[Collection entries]
==*==

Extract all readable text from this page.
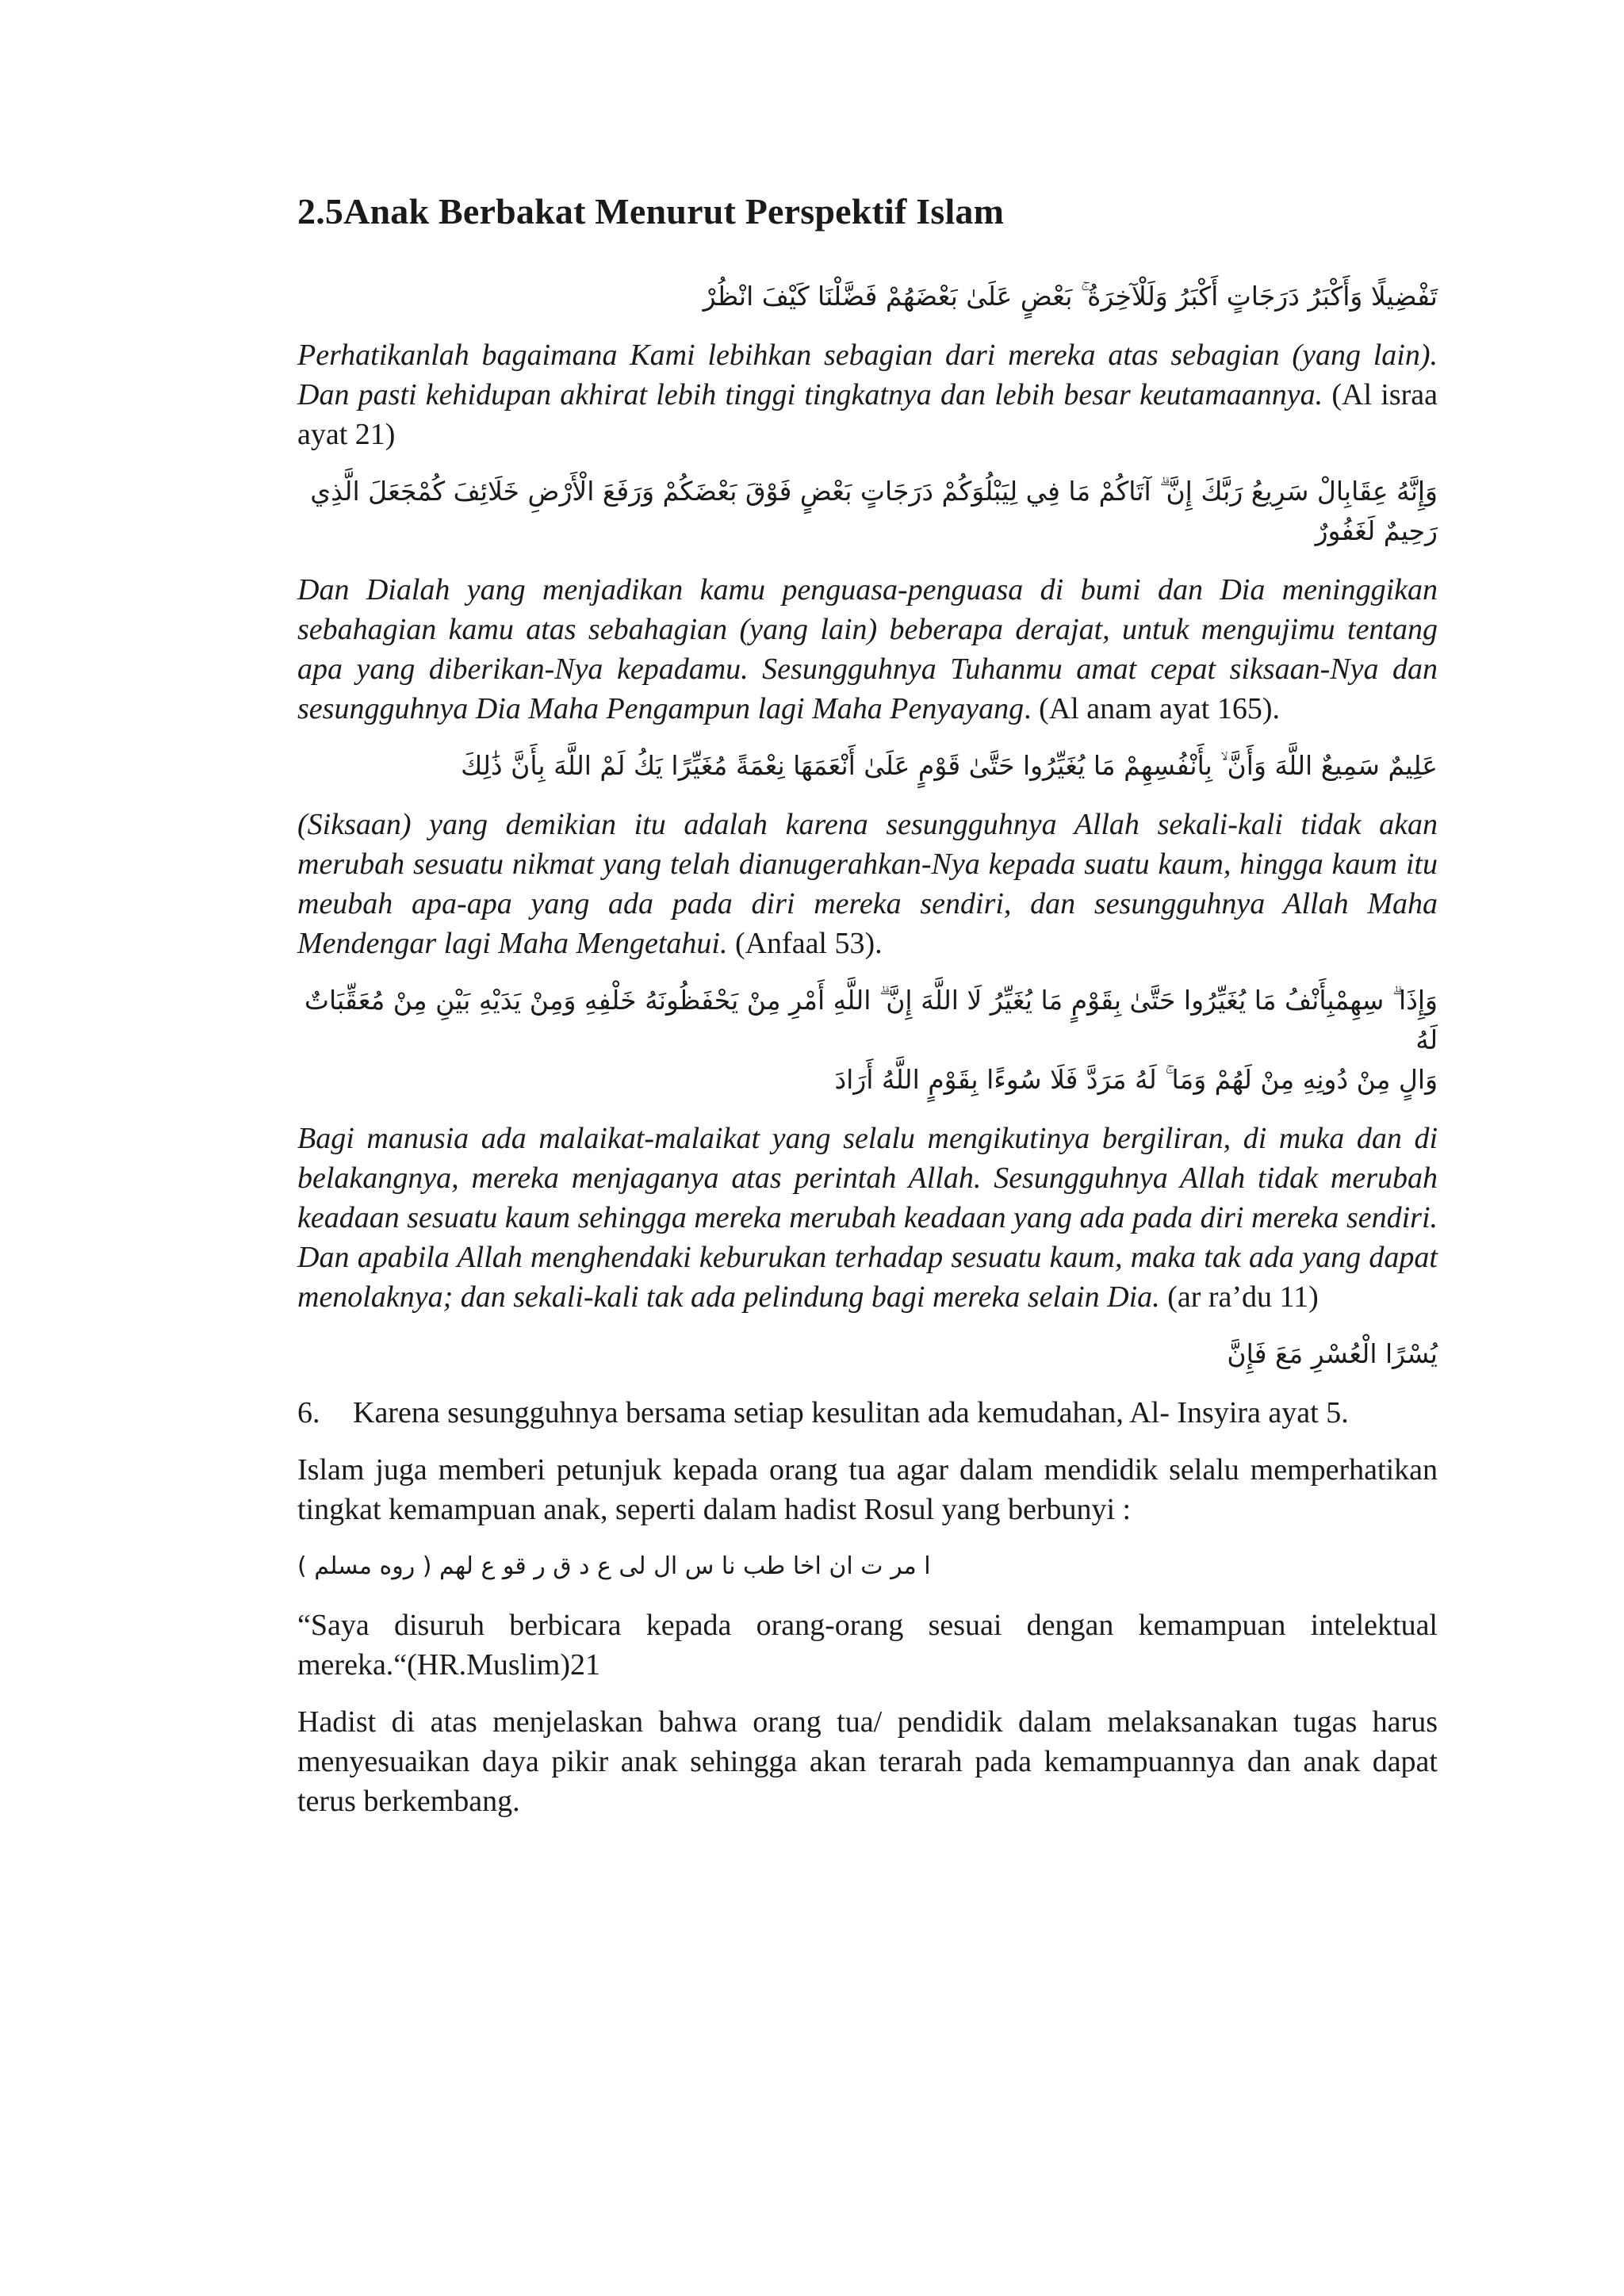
2.5Anak Berbakat Menurut Perspektif Islam

تَفْضِيلًا وَأَكْبَرُ دَرَجَاتٍ أَكْبَرُ وَلَلْآخِرَةُ ۚ بَعْضٍ عَلَىٰ بَعْضَهُمْ فَضَّلْنَا كَيْفَ انْظُرْ

Perhatikanlah bagaimana Kami lebihkan sebagian dari mereka atas sebagian (yang lain). Dan pasti kehidupan akhirat lebih tinggi tingkatnya dan lebih besar keutamaannya. (Al israa ayat 21)

وَإِنَّهُ عِقَابِالْ سَرِيعُ رَبَّكَ إِنَّ ۗ آتَاكُمْ مَا فِي لِيَبْلُوَكُمْ دَرَجَاتٍ بَعْضٍ فَوْقَ بَعْضَكُمْ وَرَفَعَ الْأَرْضِ خَلَائِفَ كُمْجَعَلَ الَّذِي
رَحِيمٌ لَغَفُورٌ

Dan Dialah yang menjadikan kamu penguasa-penguasa di bumi dan Dia meninggikan sebahagian kamu atas sebahagian (yang lain) beberapa derajat, untuk mengujimu tentang apa yang diberikan-Nya kepadamu. Sesungguhnya Tuhanmu amat cepat siksaan-Nya dan sesungguhnya Dia Maha Pengampun lagi Maha Penyayang. (Al anam ayat 165).

عَلِيمٌ سَمِيعٌ اللَّهَ وَأَنَّ ۙ بِأَنْفُسِهِمْ مَا يُغَيِّرُوا حَتَّىٰ قَوْمٍ عَلَىٰ أَنْعَمَهَا نِعْمَةً مُغَيِّرًا يَكُ لَمْ اللَّهَ بِأَنَّ ذَٰلِكَ

(Siksaan) yang demikian itu adalah karena sesungguhnya Allah sekali-kali tidak akan merubah sesuatu nikmat yang telah dianugerahkan-Nya kepada suatu kaum, hingga kaum itu meubah apa-apa yang ada pada diri mereka sendiri, dan sesungguhnya Allah Maha Mendengar lagi Maha Mengetahui. (Anfaal 53).

وَإِذَا ۗ سِهِمْبِأَنْفُ مَا يُغَيِّرُوا حَتَّىٰ بِقَوْمٍ مَا يُغَيِّرُ لَا اللَّهَ إِنَّ ۗ اللَّهِ أَمْرِ مِنْ يَحْفَظُونَهُ خَلْفِهِ وَمِنْ يَدَيْهِ بَيْنِ مِنْ مُعَقِّبَاتٌ لَهُ
وَالٍ مِنْ دُونِهِ مِنْ لَهُمْ وَمَا ۚ لَهُ مَرَدَّ فَلَا سُوءًا بِقَوْمٍ اللَّهُ أَرَادَ

Bagi manusia ada malaikat-malaikat yang selalu mengikutinya bergiliran, di muka dan di belakangnya, mereka menjaganya atas perintah Allah. Sesungguhnya Allah tidak merubah keadaan sesuatu kaum sehingga mereka merubah keadaan yang ada pada diri mereka sendiri. Dan apabila Allah menghendaki keburukan terhadap sesuatu kaum, maka tak ada yang dapat menolaknya; dan sekali-kali tak ada pelindung bagi mereka selain Dia. (ar ra’du 11)

يُسْرًا الْعُسْرِ مَعَ فَإِنَّ

6. Karena sesungguhnya bersama setiap kesulitan ada kemudahan, Al- Insyira ayat 5.

Islam juga memberi petunjuk kepada orang tua agar dalam mendidik selalu memperhatikan tingkat kemampuan anak, seperti dalam hadist Rosul yang berbunyi :

ا مر ت ان اخا طب نا س ال لى ع د ق ر قو ع لهم ( روه مسلم )

“Saya disuruh berbicara kepada orang-orang sesuai dengan kemampuan intelektual mereka.“(HR.Muslim)21

Hadist di atas menjelaskan bahwa orang tua/ pendidik dalam melaksanakan tugas harus menyesuaikan daya pikir anak sehingga akan terarah pada kemampuannya dan anak dapat terus berkembang.
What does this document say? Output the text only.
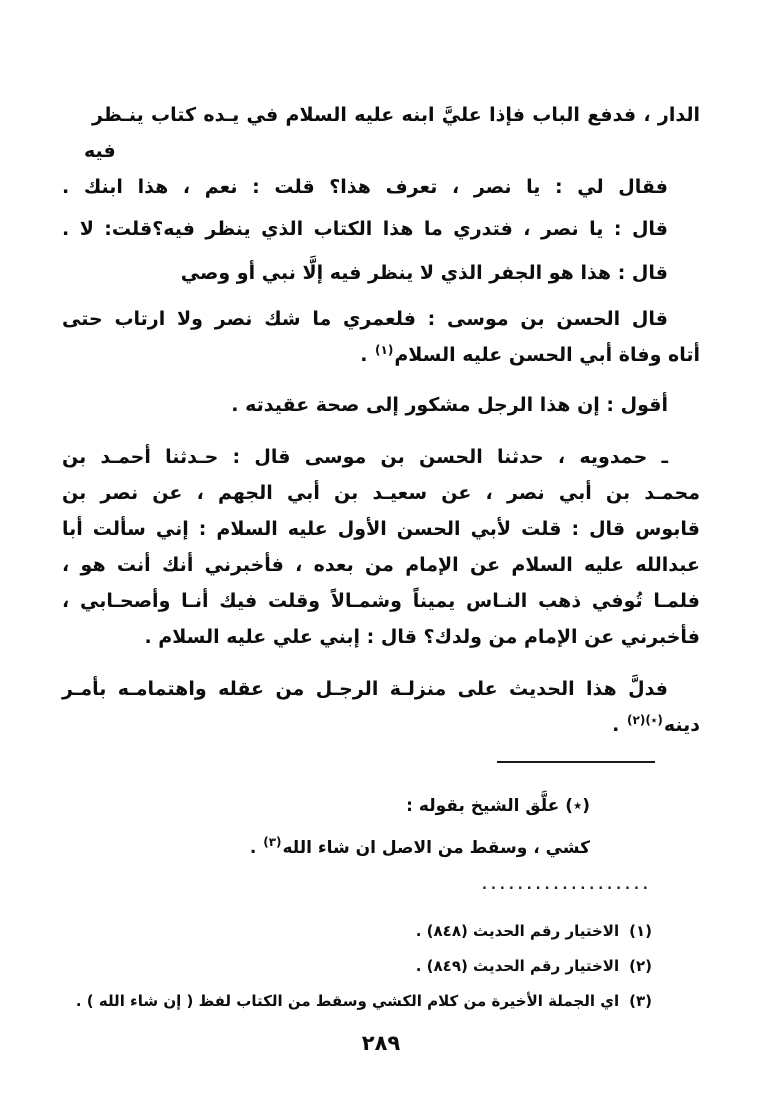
الدار ، فدفع الباب فإذا عليَّ ابنه عليه السلام في يـده كتاب ينـظر
فيه
فقال لي : يا نصر ، تعرف هذا؟ قلت : نعم ، هذا ابنك .
قال : يا نصر ، فتدري ما هذا الكتاب الذي ينظر فيه؟قلت: لا .
قال : هذا هو الجفر الذي لا ينظر فيه إلَّا نبي أو وصي
قال الحسن بن موسى : فلعمري ما شك نصر ولا ارتاب حتى
أتاه وفاة أبي الحسن عليه السلام$^{(١)}$ .
أقول : إن هذا الرجل مشكور إلى صحة عقيدته .
ـ حمدويه ، حدثنا الحسن بن موسى قال : حـدثنا أحمـد بن
محمـد بن أبي نصر ، عن سعيـد بن أبي الجهم ، عن نصر بن
قابوس قال : قلت لأبي الحسن الأول عليه السلام : إني سألت أبا
عبدالله عليه السلام عن الإمام من بعده ، فأخبرني أنك أنت هو ،
فلمـا تُوفي ذهب النـاس يميناً وشمـالاً وقلت فيك أنـا وأصحـابي ،
فأخبرني عن الإمام من ولدك؟ قال : إبني علي عليه السلام .
فدلَّ هذا الحديث على منزلـة الرجـل من عقله واهتمامـه بأمـر
دينه$^{(٭)(٢)}$ .
(٭) علَّق الشيخ بقوله :
كشي ، وسقط من الاصل ان شاء الله$^{(٣)}$ .
...................
(١)
الاختيار رقم الحديث (٨٤٨) .
(٢)
الاختيار رقم الحديث (٨٤٩) .
(٣)
اي الجملة الأخيرة من كلام الكشي وسقط من الكتاب لفظ ( إن شاء الله ) .
٢٨٩
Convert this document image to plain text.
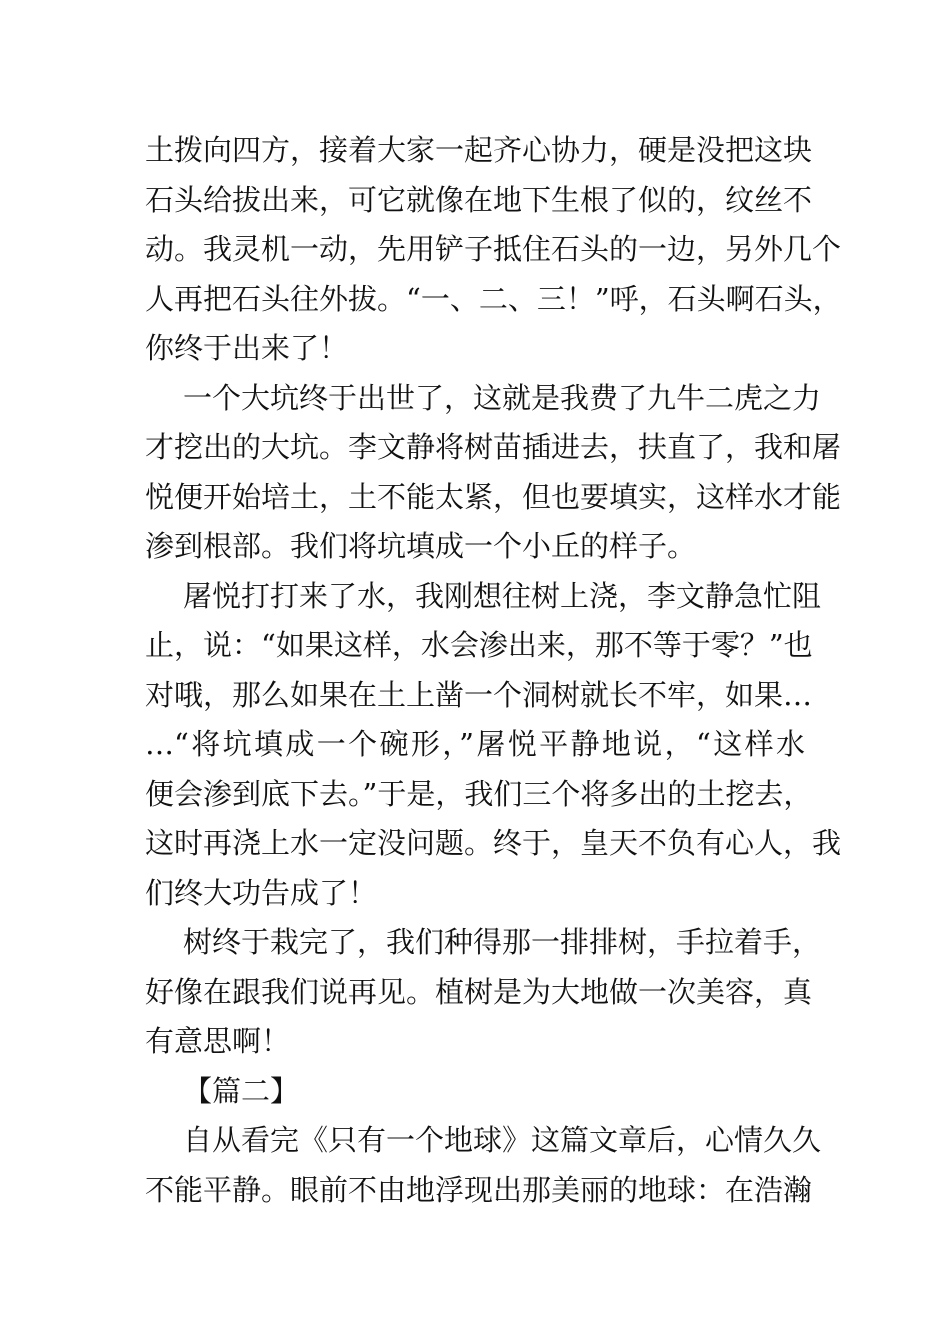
土拨向四方，接着大家一起齐心协力，硬是没把这块
石头给拔出来，可它就像在地下生根了似的，纹丝不
动。我灵机一动，先用铲子抵住石头的一边，另外几个
人再把石头往外拔。“一、二、三！”呼，石头啊石头，
你终于出来了！
一个大坑终于出世了，这就是我费了九牛二虎之力
才挖出的大坑。李文静将树苗插进去，扶直了，我和屠
悦便开始培土，土不能太紧，但也要填实，这样水才能
渗到根部。我们将坑填成一个小丘的样子。
屠悦打打来了水，我刚想往树上浇，李文静急忙阻
止，说：“如果这样，水会渗出来，那不等于零？”也
对哦，那么如果在土上凿一个洞树就长不牢，如果…
…“将坑填成一个碗形，”屠悦平静地说，“这样水
便会渗到底下去。”于是，我们三个将多出的土挖去，
这时再浇上水一定没问题。终于，皇天不负有心人，我
们终大功告成了！
树终于栽完了，我们种得那一排排树，手拉着手，
好像在跟我们说再见。植树是为大地做一次美容，真
有意思啊！
【篇二】
自从看完《只有一个地球》这篇文章后，心情久久
不能平静。眼前不由地浮现出那美丽的地球：在浩瀚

==*==

Exercise task. Return each full line of the entries that contains the word "عليه".

Finished exercise.
الدار ، فدفع الباب فإذا عليَّ ابنه عليه السلام في يـده كتاب ينـظر
أتاه وفاة أبي الحسن عليه السلام$^{(١)}$ .
قابوس قال : قلت لأبي الحسن الأول عليه السلام : إني سألت أبا
عبدالله عليه السلام عن الإمام من بعده ، فأخبرني أنك أنت هو ،
فأخبرني عن الإمام من ولدك؟ قال : إبني علي عليه السلام .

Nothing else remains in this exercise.